(Structured page parsing data)
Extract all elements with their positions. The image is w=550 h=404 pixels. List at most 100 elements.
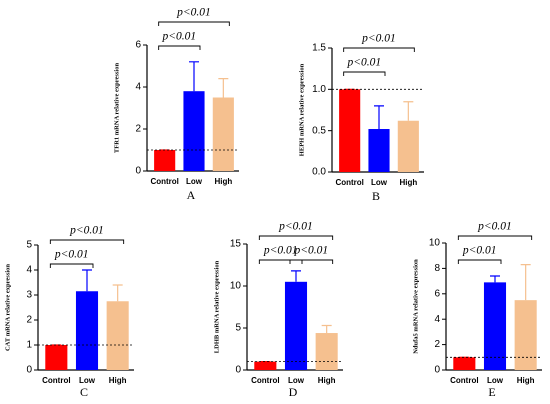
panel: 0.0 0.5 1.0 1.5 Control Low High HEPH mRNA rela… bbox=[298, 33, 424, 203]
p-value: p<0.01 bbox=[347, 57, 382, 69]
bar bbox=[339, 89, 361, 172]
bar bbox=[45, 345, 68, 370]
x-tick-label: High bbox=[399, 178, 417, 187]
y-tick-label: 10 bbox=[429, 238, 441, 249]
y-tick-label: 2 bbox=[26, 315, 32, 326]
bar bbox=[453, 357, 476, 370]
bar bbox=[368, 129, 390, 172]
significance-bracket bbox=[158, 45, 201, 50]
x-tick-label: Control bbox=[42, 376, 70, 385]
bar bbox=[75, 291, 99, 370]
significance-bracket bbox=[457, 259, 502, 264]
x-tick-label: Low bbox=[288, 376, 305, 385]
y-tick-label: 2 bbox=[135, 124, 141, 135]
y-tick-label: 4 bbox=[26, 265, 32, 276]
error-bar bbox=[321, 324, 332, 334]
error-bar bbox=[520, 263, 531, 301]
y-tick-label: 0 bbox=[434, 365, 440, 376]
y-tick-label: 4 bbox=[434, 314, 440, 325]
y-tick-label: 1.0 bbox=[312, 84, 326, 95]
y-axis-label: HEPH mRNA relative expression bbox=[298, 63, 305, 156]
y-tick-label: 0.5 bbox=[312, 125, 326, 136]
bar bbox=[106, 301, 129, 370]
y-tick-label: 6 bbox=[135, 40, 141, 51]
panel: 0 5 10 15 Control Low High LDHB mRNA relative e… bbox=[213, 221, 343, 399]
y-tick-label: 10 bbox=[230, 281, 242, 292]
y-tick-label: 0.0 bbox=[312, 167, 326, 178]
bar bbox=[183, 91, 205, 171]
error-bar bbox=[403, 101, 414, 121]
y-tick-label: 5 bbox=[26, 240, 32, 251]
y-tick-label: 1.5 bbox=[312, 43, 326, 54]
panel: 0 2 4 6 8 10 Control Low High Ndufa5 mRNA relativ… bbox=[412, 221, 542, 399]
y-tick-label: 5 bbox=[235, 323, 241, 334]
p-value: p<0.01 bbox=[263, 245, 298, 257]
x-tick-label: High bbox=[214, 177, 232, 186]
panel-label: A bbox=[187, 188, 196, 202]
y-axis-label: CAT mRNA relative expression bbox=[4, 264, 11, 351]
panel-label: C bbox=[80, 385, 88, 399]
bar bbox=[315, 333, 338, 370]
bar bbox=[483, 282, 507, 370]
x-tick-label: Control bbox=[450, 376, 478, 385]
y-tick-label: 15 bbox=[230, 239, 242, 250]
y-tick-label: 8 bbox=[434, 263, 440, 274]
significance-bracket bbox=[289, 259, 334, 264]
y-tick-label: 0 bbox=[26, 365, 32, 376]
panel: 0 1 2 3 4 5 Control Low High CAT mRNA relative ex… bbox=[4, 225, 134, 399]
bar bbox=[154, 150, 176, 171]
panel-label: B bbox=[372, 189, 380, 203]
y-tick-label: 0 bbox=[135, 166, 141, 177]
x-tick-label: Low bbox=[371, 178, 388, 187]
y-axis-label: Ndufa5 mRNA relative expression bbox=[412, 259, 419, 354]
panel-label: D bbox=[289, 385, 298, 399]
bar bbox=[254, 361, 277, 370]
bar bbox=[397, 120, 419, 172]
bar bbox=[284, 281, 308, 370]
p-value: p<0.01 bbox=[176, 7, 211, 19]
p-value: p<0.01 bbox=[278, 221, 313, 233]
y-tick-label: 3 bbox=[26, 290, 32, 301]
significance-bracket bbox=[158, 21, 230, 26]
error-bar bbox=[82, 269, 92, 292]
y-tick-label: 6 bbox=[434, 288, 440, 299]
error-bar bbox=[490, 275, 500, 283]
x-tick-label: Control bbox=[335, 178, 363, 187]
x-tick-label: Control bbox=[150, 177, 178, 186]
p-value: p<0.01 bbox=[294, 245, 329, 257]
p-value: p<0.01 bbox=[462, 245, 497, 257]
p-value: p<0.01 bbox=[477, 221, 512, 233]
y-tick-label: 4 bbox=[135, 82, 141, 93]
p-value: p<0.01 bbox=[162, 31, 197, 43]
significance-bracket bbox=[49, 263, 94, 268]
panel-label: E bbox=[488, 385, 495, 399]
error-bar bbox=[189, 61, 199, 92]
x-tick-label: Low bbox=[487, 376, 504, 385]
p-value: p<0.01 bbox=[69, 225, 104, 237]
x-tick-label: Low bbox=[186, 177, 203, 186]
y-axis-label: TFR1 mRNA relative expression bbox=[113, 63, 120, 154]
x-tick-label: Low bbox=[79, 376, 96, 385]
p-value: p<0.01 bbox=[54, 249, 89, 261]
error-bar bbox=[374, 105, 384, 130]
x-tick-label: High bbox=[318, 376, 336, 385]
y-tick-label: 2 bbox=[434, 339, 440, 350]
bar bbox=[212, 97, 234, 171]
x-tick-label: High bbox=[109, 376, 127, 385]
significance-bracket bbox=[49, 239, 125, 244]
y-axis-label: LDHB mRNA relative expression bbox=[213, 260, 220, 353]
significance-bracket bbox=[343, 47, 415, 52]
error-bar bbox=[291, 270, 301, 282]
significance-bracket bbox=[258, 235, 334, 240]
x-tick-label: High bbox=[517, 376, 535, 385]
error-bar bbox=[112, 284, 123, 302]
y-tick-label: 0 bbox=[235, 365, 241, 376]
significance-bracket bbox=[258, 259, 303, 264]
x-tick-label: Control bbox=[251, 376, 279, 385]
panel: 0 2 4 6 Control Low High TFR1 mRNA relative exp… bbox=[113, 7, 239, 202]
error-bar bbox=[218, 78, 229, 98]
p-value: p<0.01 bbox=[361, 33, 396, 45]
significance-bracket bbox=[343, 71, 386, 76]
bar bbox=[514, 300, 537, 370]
...
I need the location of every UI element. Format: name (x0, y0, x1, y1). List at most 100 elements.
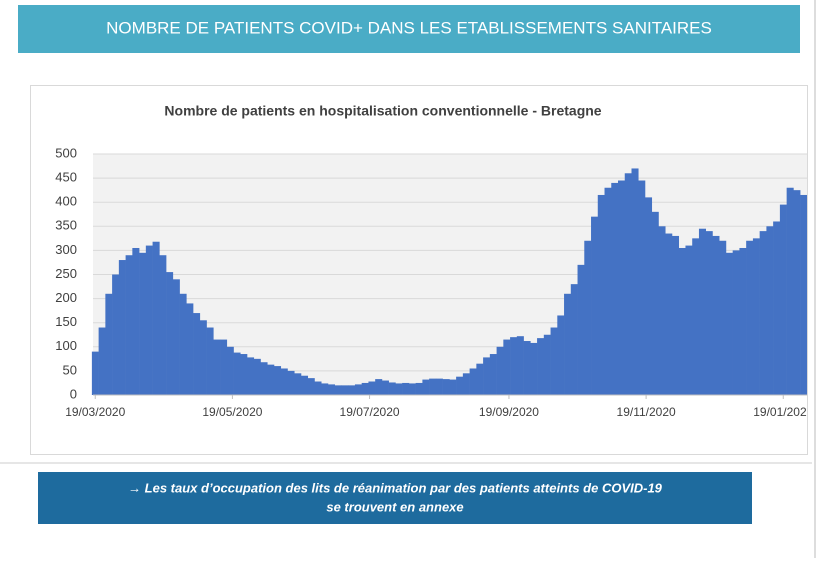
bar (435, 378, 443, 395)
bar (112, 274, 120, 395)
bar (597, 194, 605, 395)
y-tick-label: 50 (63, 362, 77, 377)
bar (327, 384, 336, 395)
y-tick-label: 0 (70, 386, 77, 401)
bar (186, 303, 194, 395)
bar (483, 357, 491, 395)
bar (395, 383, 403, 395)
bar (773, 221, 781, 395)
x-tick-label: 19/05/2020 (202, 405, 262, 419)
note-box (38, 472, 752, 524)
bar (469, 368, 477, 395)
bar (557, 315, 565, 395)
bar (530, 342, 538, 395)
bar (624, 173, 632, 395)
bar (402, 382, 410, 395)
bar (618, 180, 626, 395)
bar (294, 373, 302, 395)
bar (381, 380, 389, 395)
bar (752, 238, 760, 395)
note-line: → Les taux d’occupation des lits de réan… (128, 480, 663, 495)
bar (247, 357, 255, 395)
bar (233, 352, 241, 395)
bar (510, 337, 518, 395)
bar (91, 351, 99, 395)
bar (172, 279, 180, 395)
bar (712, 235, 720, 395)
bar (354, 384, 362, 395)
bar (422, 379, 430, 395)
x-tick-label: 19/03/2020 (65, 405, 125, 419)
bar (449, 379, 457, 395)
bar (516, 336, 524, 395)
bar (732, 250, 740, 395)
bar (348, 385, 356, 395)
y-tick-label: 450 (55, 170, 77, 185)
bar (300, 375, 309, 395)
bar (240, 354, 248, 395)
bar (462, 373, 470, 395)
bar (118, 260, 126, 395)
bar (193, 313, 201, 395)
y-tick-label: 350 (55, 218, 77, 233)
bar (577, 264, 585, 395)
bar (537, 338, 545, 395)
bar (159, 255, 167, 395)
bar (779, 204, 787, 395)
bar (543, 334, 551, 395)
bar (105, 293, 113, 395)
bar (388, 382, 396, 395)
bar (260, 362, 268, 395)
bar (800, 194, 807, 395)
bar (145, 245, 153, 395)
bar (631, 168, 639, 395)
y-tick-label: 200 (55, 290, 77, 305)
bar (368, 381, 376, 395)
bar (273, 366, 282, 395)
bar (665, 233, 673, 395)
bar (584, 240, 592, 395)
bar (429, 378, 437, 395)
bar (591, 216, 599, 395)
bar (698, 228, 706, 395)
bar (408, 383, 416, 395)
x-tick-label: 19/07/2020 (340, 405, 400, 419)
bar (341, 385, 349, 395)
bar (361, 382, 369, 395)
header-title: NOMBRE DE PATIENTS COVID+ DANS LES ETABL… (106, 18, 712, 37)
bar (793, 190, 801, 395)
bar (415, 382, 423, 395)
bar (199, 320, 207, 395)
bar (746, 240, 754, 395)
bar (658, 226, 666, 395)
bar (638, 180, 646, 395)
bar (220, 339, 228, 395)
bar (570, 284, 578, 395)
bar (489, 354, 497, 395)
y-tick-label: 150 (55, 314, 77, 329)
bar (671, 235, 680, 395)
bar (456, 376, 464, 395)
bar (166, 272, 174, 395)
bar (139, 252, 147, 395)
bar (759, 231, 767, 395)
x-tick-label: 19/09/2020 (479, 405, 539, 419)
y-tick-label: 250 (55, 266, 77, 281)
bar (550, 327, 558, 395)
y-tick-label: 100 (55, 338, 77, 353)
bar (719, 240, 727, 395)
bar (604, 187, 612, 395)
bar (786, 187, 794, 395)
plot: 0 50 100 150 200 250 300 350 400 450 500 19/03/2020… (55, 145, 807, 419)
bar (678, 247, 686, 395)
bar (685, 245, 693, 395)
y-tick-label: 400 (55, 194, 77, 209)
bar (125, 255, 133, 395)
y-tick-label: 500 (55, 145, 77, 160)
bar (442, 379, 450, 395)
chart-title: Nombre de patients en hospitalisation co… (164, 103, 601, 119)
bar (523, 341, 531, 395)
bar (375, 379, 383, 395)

YOUR INSTRUCTIONS
The answer must be every line from the records above that contains "title".

FINISHED EXERCISE
header-title: NOMBRE DE PATIENTS COVID+ DANS LES ETABL… (106, 18, 712, 37)
chart-title: Nombre de patients en hospitalisation co… (164, 103, 601, 119)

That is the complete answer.